=== Work instructions ===
Among the entries that follow, tally the lines with the string "this". Give no more than the number.

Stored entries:

******************************

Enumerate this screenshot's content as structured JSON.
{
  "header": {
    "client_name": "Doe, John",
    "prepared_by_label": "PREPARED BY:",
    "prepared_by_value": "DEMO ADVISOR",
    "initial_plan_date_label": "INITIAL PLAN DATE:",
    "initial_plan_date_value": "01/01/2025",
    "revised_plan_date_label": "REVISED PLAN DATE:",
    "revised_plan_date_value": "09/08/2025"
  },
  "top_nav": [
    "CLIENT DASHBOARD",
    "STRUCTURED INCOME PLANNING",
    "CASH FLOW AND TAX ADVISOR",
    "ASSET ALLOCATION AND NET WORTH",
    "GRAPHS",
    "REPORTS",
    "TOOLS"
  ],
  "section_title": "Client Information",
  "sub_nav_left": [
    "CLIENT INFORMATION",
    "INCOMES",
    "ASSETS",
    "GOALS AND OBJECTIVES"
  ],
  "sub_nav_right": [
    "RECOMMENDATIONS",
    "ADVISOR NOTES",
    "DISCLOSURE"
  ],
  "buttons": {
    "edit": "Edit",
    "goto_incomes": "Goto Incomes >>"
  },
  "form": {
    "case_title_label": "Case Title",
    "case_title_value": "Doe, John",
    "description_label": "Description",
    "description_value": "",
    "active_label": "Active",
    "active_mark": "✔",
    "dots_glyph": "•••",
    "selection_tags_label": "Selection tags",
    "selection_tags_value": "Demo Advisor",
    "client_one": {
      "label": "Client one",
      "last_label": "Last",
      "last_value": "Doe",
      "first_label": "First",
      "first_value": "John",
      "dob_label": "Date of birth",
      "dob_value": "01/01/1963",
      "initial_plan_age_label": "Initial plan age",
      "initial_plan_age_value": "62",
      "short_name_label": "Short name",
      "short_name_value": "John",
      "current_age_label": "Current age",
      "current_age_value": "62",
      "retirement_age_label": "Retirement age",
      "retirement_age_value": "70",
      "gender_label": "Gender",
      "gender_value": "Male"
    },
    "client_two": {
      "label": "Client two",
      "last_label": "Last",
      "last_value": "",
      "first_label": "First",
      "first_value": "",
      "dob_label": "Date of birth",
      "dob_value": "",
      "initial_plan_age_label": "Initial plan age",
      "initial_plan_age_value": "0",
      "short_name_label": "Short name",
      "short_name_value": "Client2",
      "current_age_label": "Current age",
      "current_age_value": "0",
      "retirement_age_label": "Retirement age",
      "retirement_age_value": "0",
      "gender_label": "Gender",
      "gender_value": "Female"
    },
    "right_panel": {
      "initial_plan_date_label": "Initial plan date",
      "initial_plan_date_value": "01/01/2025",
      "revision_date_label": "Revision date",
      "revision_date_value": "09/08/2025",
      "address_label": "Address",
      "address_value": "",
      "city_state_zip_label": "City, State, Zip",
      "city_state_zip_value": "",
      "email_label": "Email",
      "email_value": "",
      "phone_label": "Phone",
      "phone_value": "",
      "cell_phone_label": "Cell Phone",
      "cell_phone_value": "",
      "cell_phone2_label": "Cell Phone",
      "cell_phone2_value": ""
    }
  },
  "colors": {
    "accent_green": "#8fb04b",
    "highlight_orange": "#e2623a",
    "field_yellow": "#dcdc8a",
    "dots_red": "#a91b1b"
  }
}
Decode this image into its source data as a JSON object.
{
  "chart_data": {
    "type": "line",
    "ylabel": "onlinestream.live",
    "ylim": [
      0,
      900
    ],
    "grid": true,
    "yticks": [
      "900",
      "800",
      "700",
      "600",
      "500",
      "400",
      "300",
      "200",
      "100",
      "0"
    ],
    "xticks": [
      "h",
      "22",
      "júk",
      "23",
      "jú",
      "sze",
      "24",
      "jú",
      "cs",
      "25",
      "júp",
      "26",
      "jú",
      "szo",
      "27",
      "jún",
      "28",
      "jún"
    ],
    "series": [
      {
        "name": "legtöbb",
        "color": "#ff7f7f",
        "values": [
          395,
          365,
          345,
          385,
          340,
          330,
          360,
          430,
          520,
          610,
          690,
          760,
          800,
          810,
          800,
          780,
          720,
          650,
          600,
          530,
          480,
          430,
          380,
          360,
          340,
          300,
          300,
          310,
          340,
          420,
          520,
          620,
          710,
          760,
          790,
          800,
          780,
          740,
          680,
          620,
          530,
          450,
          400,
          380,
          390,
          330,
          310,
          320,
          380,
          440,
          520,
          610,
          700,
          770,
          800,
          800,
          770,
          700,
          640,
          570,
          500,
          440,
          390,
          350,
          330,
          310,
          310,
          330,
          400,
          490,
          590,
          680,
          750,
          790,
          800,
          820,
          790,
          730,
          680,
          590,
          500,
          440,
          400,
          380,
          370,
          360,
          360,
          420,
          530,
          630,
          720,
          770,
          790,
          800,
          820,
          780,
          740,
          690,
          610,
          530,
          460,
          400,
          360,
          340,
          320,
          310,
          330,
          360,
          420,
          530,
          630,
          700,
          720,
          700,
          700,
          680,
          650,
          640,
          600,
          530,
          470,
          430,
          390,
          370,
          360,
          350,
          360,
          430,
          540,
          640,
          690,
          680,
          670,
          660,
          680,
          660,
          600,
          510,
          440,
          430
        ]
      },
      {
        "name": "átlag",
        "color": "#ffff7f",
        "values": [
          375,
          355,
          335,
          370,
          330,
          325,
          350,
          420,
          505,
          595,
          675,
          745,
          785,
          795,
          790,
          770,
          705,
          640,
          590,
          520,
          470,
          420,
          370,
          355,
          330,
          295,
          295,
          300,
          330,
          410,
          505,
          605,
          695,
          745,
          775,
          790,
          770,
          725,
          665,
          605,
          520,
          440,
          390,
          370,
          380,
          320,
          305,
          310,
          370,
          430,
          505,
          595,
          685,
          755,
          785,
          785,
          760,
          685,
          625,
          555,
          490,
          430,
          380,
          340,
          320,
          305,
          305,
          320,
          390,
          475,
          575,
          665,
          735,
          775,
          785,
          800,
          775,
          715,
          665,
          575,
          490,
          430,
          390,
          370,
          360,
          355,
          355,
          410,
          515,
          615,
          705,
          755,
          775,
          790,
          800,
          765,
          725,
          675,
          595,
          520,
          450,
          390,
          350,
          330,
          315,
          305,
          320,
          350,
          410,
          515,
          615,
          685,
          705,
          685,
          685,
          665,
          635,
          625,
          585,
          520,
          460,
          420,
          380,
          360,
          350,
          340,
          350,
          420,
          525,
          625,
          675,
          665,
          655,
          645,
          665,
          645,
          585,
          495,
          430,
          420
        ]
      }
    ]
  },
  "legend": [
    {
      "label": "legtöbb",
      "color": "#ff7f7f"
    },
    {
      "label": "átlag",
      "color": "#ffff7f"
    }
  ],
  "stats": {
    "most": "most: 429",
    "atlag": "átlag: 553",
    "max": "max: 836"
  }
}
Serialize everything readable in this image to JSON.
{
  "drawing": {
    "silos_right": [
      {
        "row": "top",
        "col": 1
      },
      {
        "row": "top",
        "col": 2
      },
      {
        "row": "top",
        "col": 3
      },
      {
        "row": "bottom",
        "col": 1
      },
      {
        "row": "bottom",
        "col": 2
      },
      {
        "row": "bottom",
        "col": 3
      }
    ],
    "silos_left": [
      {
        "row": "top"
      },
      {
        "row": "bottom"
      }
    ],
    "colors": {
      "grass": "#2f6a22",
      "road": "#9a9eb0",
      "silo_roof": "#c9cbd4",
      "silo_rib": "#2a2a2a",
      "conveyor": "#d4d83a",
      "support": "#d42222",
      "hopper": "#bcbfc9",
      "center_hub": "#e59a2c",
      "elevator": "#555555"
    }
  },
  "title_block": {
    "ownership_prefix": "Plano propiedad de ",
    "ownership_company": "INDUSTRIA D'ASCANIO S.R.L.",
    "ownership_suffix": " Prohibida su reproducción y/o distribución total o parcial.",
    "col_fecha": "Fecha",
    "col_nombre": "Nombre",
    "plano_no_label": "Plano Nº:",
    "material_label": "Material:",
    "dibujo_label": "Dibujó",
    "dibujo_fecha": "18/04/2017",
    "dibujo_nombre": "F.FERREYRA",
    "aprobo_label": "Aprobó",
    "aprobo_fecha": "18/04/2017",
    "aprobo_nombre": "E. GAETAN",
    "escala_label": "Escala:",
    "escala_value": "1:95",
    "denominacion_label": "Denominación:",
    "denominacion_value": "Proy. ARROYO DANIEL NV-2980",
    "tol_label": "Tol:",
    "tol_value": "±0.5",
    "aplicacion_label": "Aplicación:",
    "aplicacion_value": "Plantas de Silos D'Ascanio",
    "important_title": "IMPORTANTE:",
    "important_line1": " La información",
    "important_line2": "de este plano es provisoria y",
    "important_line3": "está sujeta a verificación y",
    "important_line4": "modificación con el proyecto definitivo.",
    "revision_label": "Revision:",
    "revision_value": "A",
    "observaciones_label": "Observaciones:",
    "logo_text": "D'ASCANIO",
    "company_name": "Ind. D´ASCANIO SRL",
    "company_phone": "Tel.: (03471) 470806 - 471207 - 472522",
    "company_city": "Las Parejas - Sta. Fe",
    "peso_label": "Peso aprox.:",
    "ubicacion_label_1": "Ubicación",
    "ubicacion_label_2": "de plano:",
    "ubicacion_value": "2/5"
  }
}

******************************

=== The solution ===
3